▶ EXERCISE REQUIREMENTS: Each entry that follows is to be retyped exactly. Pictures do not belong in the copy.

[Lines of data]
────────
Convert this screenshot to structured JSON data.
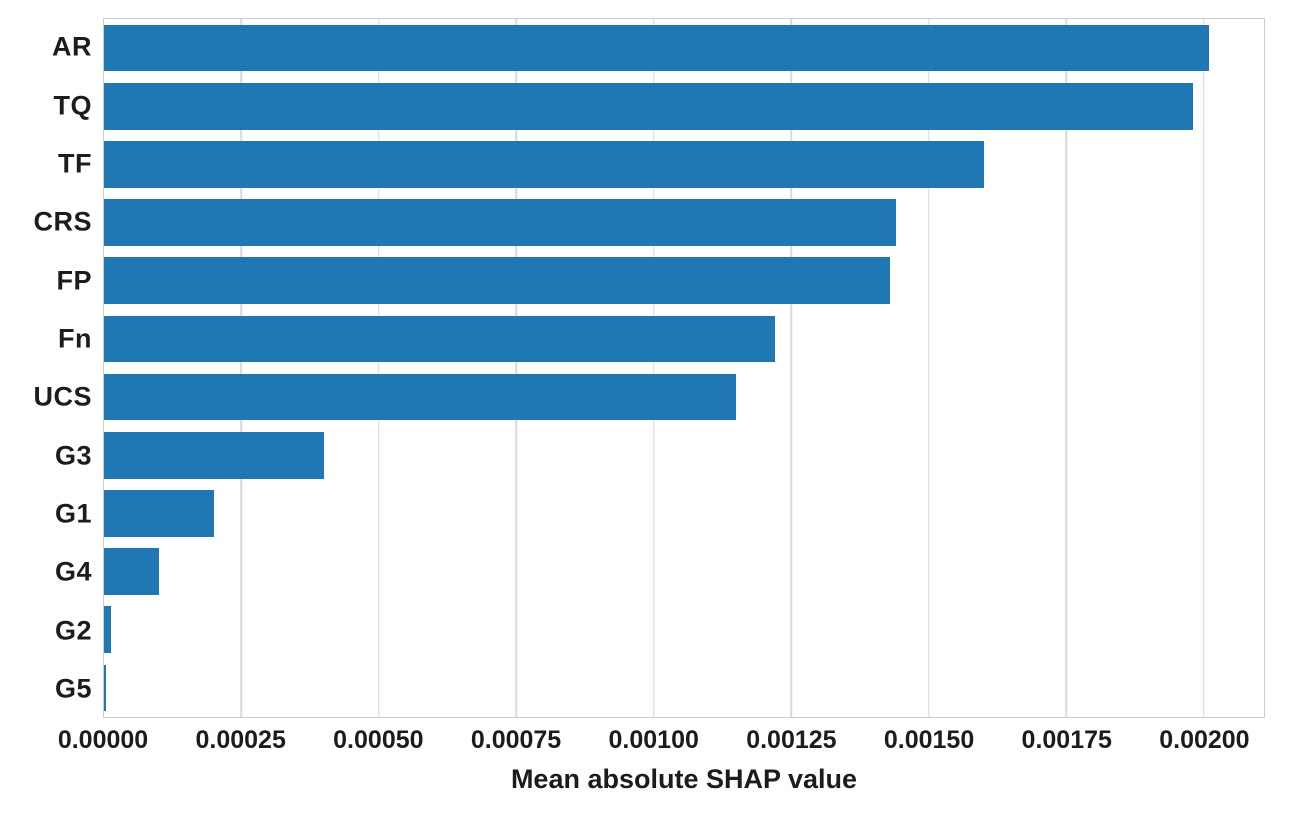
{
  "chart_data": {
    "type": "bar",
    "orientation": "horizontal",
    "title": "",
    "xlabel": "Mean absolute SHAP value",
    "ylabel": "",
    "categories": [
      "AR",
      "TQ",
      "TF",
      "CRS",
      "FP",
      "Fn",
      "UCS",
      "G3",
      "G1",
      "G4",
      "G2",
      "G5"
    ],
    "values": [
      0.00201,
      0.00198,
      0.0016,
      0.00144,
      0.00143,
      0.00122,
      0.00115,
      0.0004,
      0.0002,
      0.0001,
      1.3e-05,
      3e-06
    ],
    "xlim": [
      0,
      0.00211
    ],
    "x_tick_values": [
      0,
      0.00025,
      0.0005,
      0.00075,
      0.001,
      0.00125,
      0.0015,
      0.00175,
      0.002
    ],
    "x_tick_labels": [
      "0.00000",
      "0.00025",
      "0.00050",
      "0.00075",
      "0.00100",
      "0.00125",
      "0.00150",
      "0.00175",
      "0.00200"
    ],
    "grid": true,
    "legend": false,
    "bar_fraction": 0.8,
    "colors": {
      "bar": "#1f77b4",
      "grid": "#d9d9d9",
      "border": "#cccccc",
      "text": "#1c1c1c",
      "background": "#ffffff"
    }
  }
}
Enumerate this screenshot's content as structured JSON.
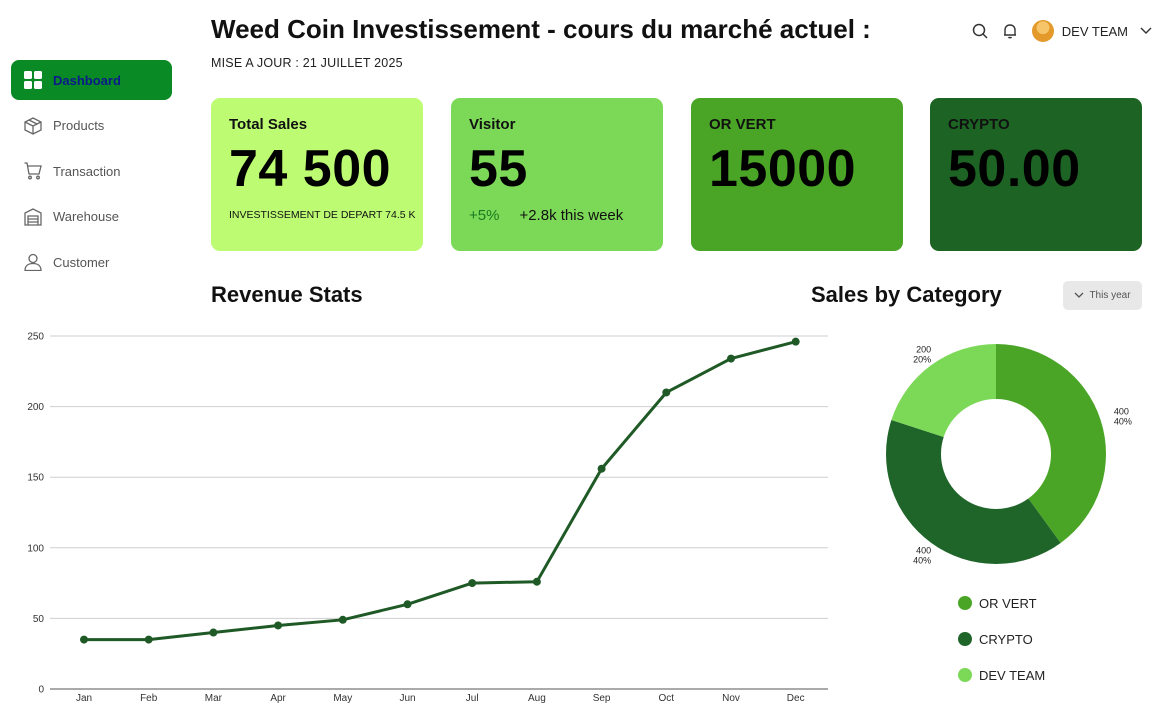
{
  "header": {
    "title": "Weed Coin Investissement - cours du marché actuel :",
    "subtitle": "MISE A JOUR : 21 JUILLET 2025",
    "team_name": "DEV TEAM"
  },
  "sidebar": {
    "items": [
      {
        "label": "Dashboard",
        "icon": "dashboard-icon",
        "active": true
      },
      {
        "label": "Products",
        "icon": "box-icon"
      },
      {
        "label": "Transaction",
        "icon": "cart-icon"
      },
      {
        "label": "Warehouse",
        "icon": "warehouse-icon"
      },
      {
        "label": "Customer",
        "icon": "user-icon"
      }
    ]
  },
  "cards": {
    "total_sales": {
      "label": "Total Sales",
      "value": "74 500",
      "note": "INVESTISSEMENT DE DEPART 74.5 K",
      "color": "#bdfc72"
    },
    "visitor": {
      "label": "Visitor",
      "value": "55",
      "change": "+5%",
      "note": "+2.8k this week",
      "color": "#7cd957"
    },
    "or_vert": {
      "label": "OR VERT",
      "value": "15000",
      "color": "#4aa526"
    },
    "crypto": {
      "label": "CRYPTO",
      "value": "50.00",
      "color": "#1d6424"
    }
  },
  "revenue": {
    "title": "Revenue Stats"
  },
  "category": {
    "title": "Sales by Category",
    "dropdown_label": "This year",
    "legend": [
      {
        "label": "OR VERT",
        "color": "#4aa526"
      },
      {
        "label": "CRYPTO",
        "color": "#1f6428"
      },
      {
        "label": "DEV TEAM",
        "color": "#7cd957"
      }
    ]
  },
  "chart_data": [
    {
      "type": "line",
      "title": "Revenue Stats",
      "categories": [
        "Jan",
        "Feb",
        "Mar",
        "Apr",
        "May",
        "Jun",
        "Jul",
        "Aug",
        "Sep",
        "Oct",
        "Nov",
        "Dec"
      ],
      "values": [
        35,
        35,
        40,
        45,
        49,
        60,
        75,
        76,
        156,
        210,
        234,
        246
      ],
      "yticks": [
        0,
        50,
        100,
        150,
        200,
        250
      ],
      "ylim": [
        0,
        250
      ],
      "grid": true,
      "color": "#1f5a26"
    },
    {
      "type": "pie",
      "title": "Sales by Category",
      "donut": true,
      "slices": [
        {
          "label": "OR VERT",
          "value": 400,
          "percent": "40%",
          "value_label": "400",
          "color": "#4aa526"
        },
        {
          "label": "CRYPTO",
          "value": 400,
          "percent": "40%",
          "value_label": "400",
          "color": "#1f6428"
        },
        {
          "label": "DEV TEAM",
          "value": 200,
          "percent": "20%",
          "value_label": "200",
          "color": "#7cd957"
        }
      ]
    }
  ]
}
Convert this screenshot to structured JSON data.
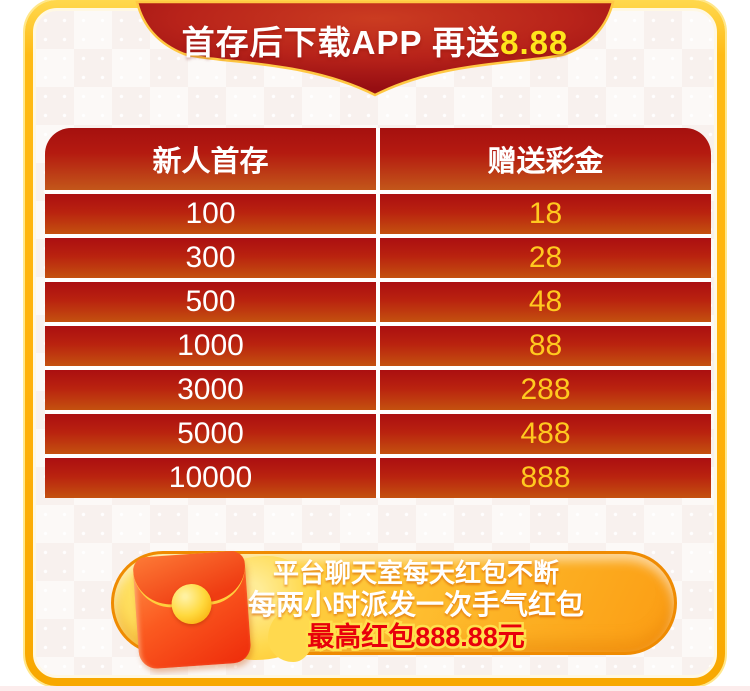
{
  "banner": {
    "text_main": "首存后下载APP 再送",
    "text_highlight": "8.88"
  },
  "table": {
    "headers": [
      "新人首存",
      "赠送彩金"
    ],
    "rows": [
      {
        "deposit": "100",
        "bonus": "18"
      },
      {
        "deposit": "300",
        "bonus": "28"
      },
      {
        "deposit": "500",
        "bonus": "48"
      },
      {
        "deposit": "1000",
        "bonus": "88"
      },
      {
        "deposit": "3000",
        "bonus": "288"
      },
      {
        "deposit": "5000",
        "bonus": "488"
      },
      {
        "deposit": "10000",
        "bonus": "888"
      }
    ]
  },
  "promo": {
    "line1": "平台聊天室每天红包不断",
    "line2": "每两小时派发一次手气红包",
    "line3": "最高红包888.88元"
  },
  "colors": {
    "frame_gold": "#ffb20a",
    "ribbon_red_center": "#c93a20",
    "ribbon_red_edge": "#9c0f13",
    "ribbon_trim_gold": "#ffc843",
    "row_red_top": "#ab0f11",
    "row_orange_bottom": "#c4510f",
    "bonus_text": "#ffc91f",
    "highlight_yellow": "#ffe51c",
    "pill_orange": "#fdb527",
    "pill_border": "#ef8b02",
    "promo_red_text": "#e8000b",
    "envelope_red": "#ef2f0c"
  }
}
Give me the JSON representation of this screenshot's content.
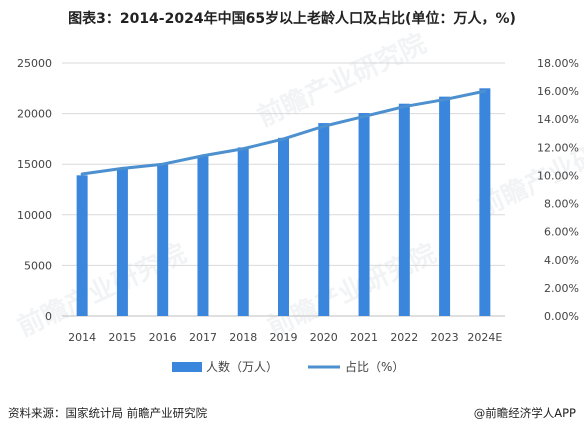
{
  "title": "图表3：2014-2024年中国65岁以上老龄人口及占比(单位：万人，%)",
  "source": "资料来源：国家统计局 前瞻产业研究院",
  "credit": "@前瞻经济学人APP",
  "watermark": "前瞻产业研究院",
  "colors": {
    "bar": "#3a86dc",
    "line": "#4d90cf",
    "grid": "#d9d9d9",
    "axis": "#bfbfbf"
  },
  "chart_data": {
    "type": "bar",
    "categories": [
      "2014",
      "2015",
      "2016",
      "2017",
      "2018",
      "2019",
      "2020",
      "2021",
      "2022",
      "2023",
      "2024E"
    ],
    "series": [
      {
        "name": "人数（万人）",
        "type": "bar",
        "axis": "left",
        "values": [
          13902,
          14524,
          15037,
          15831,
          16658,
          17603,
          19064,
          20056,
          20978,
          21676,
          22500
        ]
      },
      {
        "name": "占比（%）",
        "type": "line",
        "axis": "right",
        "values": [
          10.1,
          10.5,
          10.8,
          11.4,
          11.9,
          12.6,
          13.5,
          14.2,
          14.9,
          15.4,
          16.0
        ]
      }
    ],
    "ylim": [
      0,
      25000
    ],
    "yticks": [
      "0",
      "5000",
      "10000",
      "15000",
      "20000",
      "25000"
    ],
    "y2lim": [
      0,
      18
    ],
    "y2ticks": [
      "0.00%",
      "2.00%",
      "4.00%",
      "6.00%",
      "8.00%",
      "10.00%",
      "12.00%",
      "14.00%",
      "16.00%",
      "18.00%"
    ],
    "legend": "bottom",
    "grid": true
  }
}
────────
▶ SOLUTION TO THIS PROBLEM:
Convert this screenshot to structured JSON data.
{
  "chart_data": {
    "type": "bar",
    "orientation": "horizontal",
    "title": "",
    "xlabel": "Mean absolute SHAP value",
    "ylabel": "",
    "categories": [
      "AR",
      "TQ",
      "TF",
      "CRS",
      "FP",
      "Fn",
      "UCS",
      "G3",
      "G1",
      "G4",
      "G2",
      "G5"
    ],
    "values": [
      0.00201,
      0.00198,
      0.0016,
      0.00144,
      0.00143,
      0.00122,
      0.00115,
      0.0004,
      0.0002,
      0.0001,
      1.3e-05,
      3e-06
    ],
    "xlim": [
      0,
      0.00211
    ],
    "x_tick_values": [
      0,
      0.00025,
      0.0005,
      0.00075,
      0.001,
      0.00125,
      0.0015,
      0.00175,
      0.002
    ],
    "x_tick_labels": [
      "0.00000",
      "0.00025",
      "0.00050",
      "0.00075",
      "0.00100",
      "0.00125",
      "0.00150",
      "0.00175",
      "0.00200"
    ],
    "grid": true,
    "legend": false,
    "bar_fraction": 0.8,
    "colors": {
      "bar": "#1f77b4",
      "grid": "#d9d9d9",
      "border": "#cccccc",
      "text": "#1c1c1c",
      "background": "#ffffff"
    }
  }
}
Enumerate this screenshot's content as structured JSON.
{
  "header": {
    "title": "Weed Coin Investissement - cours du marché actuel :",
    "subtitle": "MISE A JOUR : 21 JUILLET 2025",
    "team_name": "DEV TEAM"
  },
  "sidebar": {
    "items": [
      {
        "label": "Dashboard",
        "icon": "dashboard-icon",
        "active": true
      },
      {
        "label": "Products",
        "icon": "box-icon"
      },
      {
        "label": "Transaction",
        "icon": "cart-icon"
      },
      {
        "label": "Warehouse",
        "icon": "warehouse-icon"
      },
      {
        "label": "Customer",
        "icon": "user-icon"
      }
    ]
  },
  "cards": {
    "total_sales": {
      "label": "Total Sales",
      "value": "74 500",
      "note": "INVESTISSEMENT DE DEPART 74.5 K",
      "color": "#bdfc72"
    },
    "visitor": {
      "label": "Visitor",
      "value": "55",
      "change": "+5%",
      "note": "+2.8k this week",
      "color": "#7cd957"
    },
    "or_vert": {
      "label": "OR VERT",
      "value": "15000",
      "color": "#4aa526"
    },
    "crypto": {
      "label": "CRYPTO",
      "value": "50.00",
      "color": "#1d6424"
    }
  },
  "revenue": {
    "title": "Revenue Stats"
  },
  "category": {
    "title": "Sales by Category",
    "dropdown_label": "This year",
    "legend": [
      {
        "label": "OR VERT",
        "color": "#4aa526"
      },
      {
        "label": "CRYPTO",
        "color": "#1f6428"
      },
      {
        "label": "DEV TEAM",
        "color": "#7cd957"
      }
    ]
  },
  "chart_data": [
    {
      "type": "line",
      "title": "Revenue Stats",
      "categories": [
        "Jan",
        "Feb",
        "Mar",
        "Apr",
        "May",
        "Jun",
        "Jul",
        "Aug",
        "Sep",
        "Oct",
        "Nov",
        "Dec"
      ],
      "values": [
        35,
        35,
        40,
        45,
        49,
        60,
        75,
        76,
        156,
        210,
        234,
        246
      ],
      "yticks": [
        0,
        50,
        100,
        150,
        200,
        250
      ],
      "ylim": [
        0,
        250
      ],
      "grid": true,
      "color": "#1f5a26"
    },
    {
      "type": "pie",
      "title": "Sales by Category",
      "donut": true,
      "slices": [
        {
          "label": "OR VERT",
          "value": 400,
          "percent": "40%",
          "value_label": "400",
          "color": "#4aa526"
        },
        {
          "label": "CRYPTO",
          "value": 400,
          "percent": "40%",
          "value_label": "400",
          "color": "#1f6428"
        },
        {
          "label": "DEV TEAM",
          "value": 200,
          "percent": "20%",
          "value_label": "200",
          "color": "#7cd957"
        }
      ]
    }
  ]
}
Convert this screenshot to structured JSON data.
{
  "banner": {
    "text_main": "首存后下载APP 再送",
    "text_highlight": "8.88"
  },
  "table": {
    "headers": [
      "新人首存",
      "赠送彩金"
    ],
    "rows": [
      {
        "deposit": "100",
        "bonus": "18"
      },
      {
        "deposit": "300",
        "bonus": "28"
      },
      {
        "deposit": "500",
        "bonus": "48"
      },
      {
        "deposit": "1000",
        "bonus": "88"
      },
      {
        "deposit": "3000",
        "bonus": "288"
      },
      {
        "deposit": "5000",
        "bonus": "488"
      },
      {
        "deposit": "10000",
        "bonus": "888"
      }
    ]
  },
  "promo": {
    "line1": "平台聊天室每天红包不断",
    "line2": "每两小时派发一次手气红包",
    "line3": "最高红包888.88元"
  },
  "colors": {
    "frame_gold": "#ffb20a",
    "ribbon_red_center": "#c93a20",
    "ribbon_red_edge": "#9c0f13",
    "ribbon_trim_gold": "#ffc843",
    "row_red_top": "#ab0f11",
    "row_orange_bottom": "#c4510f",
    "bonus_text": "#ffc91f",
    "highlight_yellow": "#ffe51c",
    "pill_orange": "#fdb527",
    "pill_border": "#ef8b02",
    "promo_red_text": "#e8000b",
    "envelope_red": "#ef2f0c"
  }
}
Give me the JSON representation of this screenshot's content.
{
  "title": "图表3：2014-2024年中国65岁以上老龄人口及占比(单位：万人，%)",
  "source": "资料来源：国家统计局 前瞻产业研究院",
  "credit": "@前瞻经济学人APP",
  "watermark": "前瞻产业研究院",
  "colors": {
    "bar": "#3a86dc",
    "line": "#4d90cf",
    "grid": "#d9d9d9",
    "axis": "#bfbfbf"
  },
  "chart_data": {
    "type": "bar",
    "categories": [
      "2014",
      "2015",
      "2016",
      "2017",
      "2018",
      "2019",
      "2020",
      "2021",
      "2022",
      "2023",
      "2024E"
    ],
    "series": [
      {
        "name": "人数（万人）",
        "type": "bar",
        "axis": "left",
        "values": [
          13902,
          14524,
          15037,
          15831,
          16658,
          17603,
          19064,
          20056,
          20978,
          21676,
          22500
        ]
      },
      {
        "name": "占比（%）",
        "type": "line",
        "axis": "right",
        "values": [
          10.1,
          10.5,
          10.8,
          11.4,
          11.9,
          12.6,
          13.5,
          14.2,
          14.9,
          15.4,
          16.0
        ]
      }
    ],
    "ylim": [
      0,
      25000
    ],
    "yticks": [
      "0",
      "5000",
      "10000",
      "15000",
      "20000",
      "25000"
    ],
    "y2lim": [
      0,
      18
    ],
    "y2ticks": [
      "0.00%",
      "2.00%",
      "4.00%",
      "6.00%",
      "8.00%",
      "10.00%",
      "12.00%",
      "14.00%",
      "16.00%",
      "18.00%"
    ],
    "legend": "bottom",
    "grid": true
  }
}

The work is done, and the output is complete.